- [Task goal] Report each line below that carries the word "högre".

- [Data for this task]
____
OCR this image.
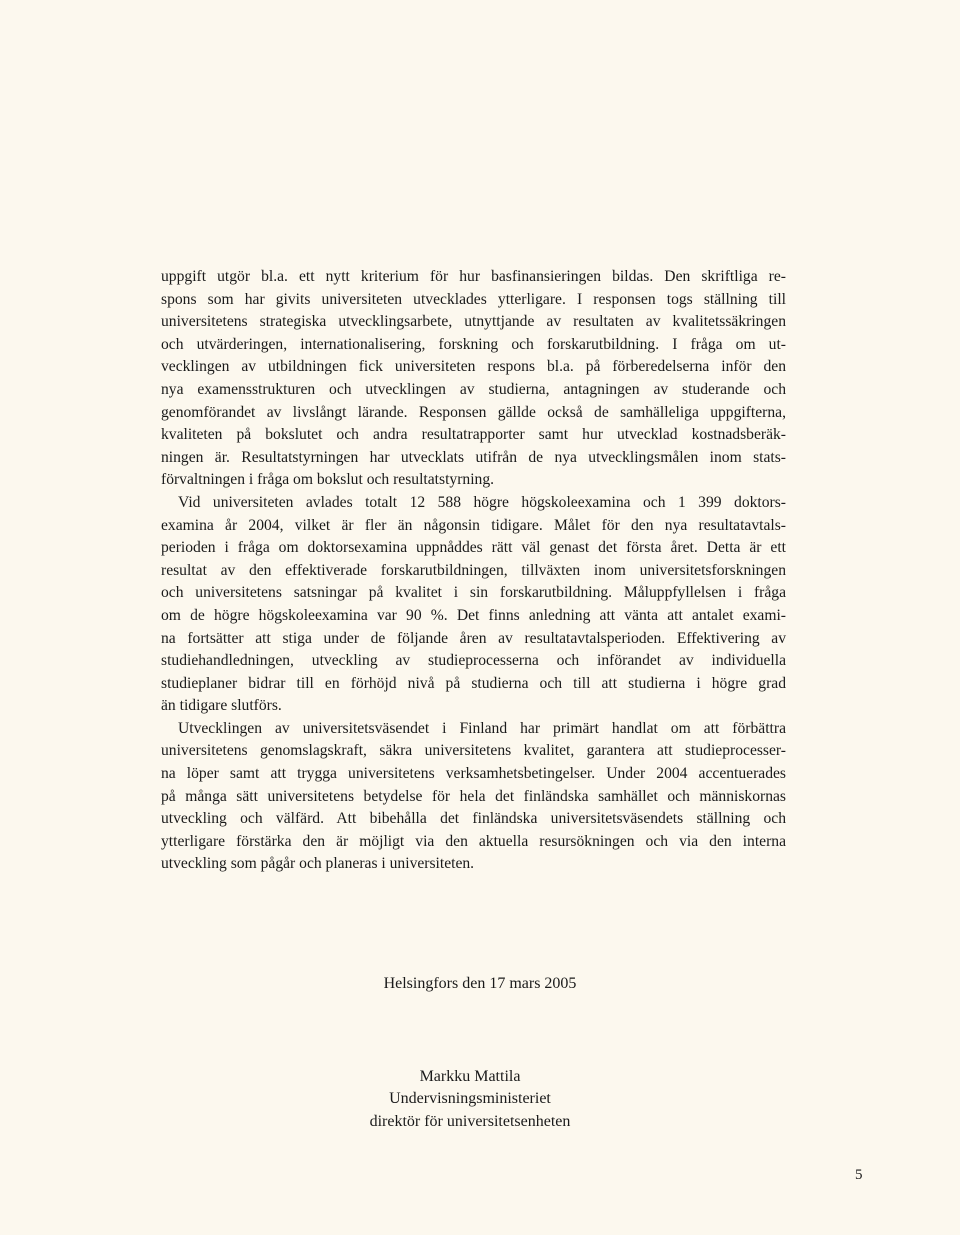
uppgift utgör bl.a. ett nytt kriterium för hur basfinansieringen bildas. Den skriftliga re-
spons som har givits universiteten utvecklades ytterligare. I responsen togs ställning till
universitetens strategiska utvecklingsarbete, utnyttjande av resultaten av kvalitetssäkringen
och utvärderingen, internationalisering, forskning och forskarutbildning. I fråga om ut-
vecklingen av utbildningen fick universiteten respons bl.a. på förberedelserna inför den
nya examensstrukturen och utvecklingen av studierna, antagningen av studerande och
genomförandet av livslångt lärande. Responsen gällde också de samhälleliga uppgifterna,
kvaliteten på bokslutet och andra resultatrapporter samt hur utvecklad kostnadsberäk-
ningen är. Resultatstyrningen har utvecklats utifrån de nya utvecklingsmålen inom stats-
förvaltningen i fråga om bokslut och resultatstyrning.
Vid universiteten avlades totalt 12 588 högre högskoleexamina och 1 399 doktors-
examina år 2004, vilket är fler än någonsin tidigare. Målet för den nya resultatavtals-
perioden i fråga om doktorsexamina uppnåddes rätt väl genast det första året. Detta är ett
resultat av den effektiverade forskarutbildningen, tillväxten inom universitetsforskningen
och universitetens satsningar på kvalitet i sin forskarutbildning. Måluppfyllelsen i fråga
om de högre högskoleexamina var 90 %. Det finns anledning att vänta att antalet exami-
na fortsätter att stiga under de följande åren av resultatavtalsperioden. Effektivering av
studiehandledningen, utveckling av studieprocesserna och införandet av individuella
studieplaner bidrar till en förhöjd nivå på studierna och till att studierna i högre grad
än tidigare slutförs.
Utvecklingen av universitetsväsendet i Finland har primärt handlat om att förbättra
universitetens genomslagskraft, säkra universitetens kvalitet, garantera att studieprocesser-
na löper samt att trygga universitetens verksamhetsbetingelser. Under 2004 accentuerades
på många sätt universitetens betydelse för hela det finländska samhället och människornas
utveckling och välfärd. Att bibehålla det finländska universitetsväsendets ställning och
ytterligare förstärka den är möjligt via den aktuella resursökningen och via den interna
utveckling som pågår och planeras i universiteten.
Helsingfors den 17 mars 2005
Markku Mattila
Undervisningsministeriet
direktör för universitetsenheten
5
____
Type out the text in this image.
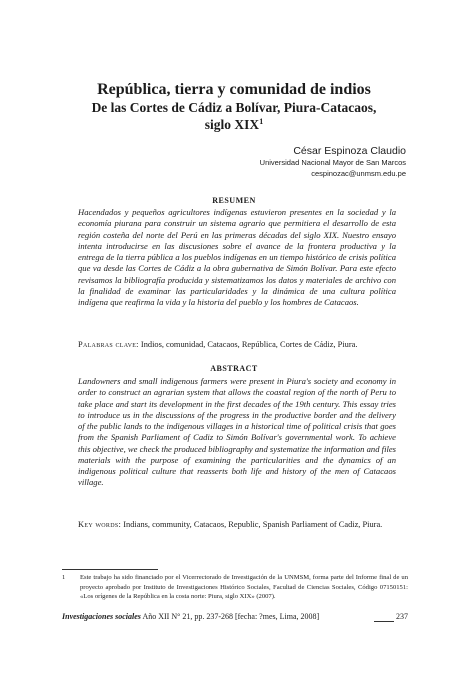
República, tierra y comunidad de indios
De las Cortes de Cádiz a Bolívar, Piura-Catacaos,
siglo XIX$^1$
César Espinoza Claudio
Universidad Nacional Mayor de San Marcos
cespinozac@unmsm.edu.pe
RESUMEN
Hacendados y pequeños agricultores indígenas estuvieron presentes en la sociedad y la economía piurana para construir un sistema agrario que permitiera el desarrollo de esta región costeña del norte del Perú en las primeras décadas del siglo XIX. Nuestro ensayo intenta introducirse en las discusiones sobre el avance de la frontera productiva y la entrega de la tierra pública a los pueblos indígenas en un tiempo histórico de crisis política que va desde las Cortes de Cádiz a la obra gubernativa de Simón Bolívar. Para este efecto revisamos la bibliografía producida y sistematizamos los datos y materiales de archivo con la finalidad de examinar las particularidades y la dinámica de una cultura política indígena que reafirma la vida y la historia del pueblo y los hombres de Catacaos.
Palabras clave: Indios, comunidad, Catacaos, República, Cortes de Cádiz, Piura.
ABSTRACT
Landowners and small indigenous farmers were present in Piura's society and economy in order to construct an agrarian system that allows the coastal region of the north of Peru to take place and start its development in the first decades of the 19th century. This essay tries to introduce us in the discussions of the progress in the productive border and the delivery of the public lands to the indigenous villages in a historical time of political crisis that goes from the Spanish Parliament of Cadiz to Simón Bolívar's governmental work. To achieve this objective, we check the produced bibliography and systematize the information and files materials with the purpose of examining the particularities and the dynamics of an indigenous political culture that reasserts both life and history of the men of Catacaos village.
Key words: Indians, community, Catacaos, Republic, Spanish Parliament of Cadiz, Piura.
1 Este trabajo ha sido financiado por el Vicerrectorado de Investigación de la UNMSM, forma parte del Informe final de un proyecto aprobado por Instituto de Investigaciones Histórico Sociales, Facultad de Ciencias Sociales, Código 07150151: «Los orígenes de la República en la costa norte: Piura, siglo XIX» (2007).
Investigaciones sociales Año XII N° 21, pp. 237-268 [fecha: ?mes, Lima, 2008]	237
____
- [Solved problem]
Vid universiteten avlades totalt 12 588 högre högskoleexamina och 1 399 doktors-
om de högre högskoleexamina var 90 %. Det finns anledning att vänta att antalet exami-
studieplaner bidrar till en förhöjd nivå på studierna och till att studierna i högre grad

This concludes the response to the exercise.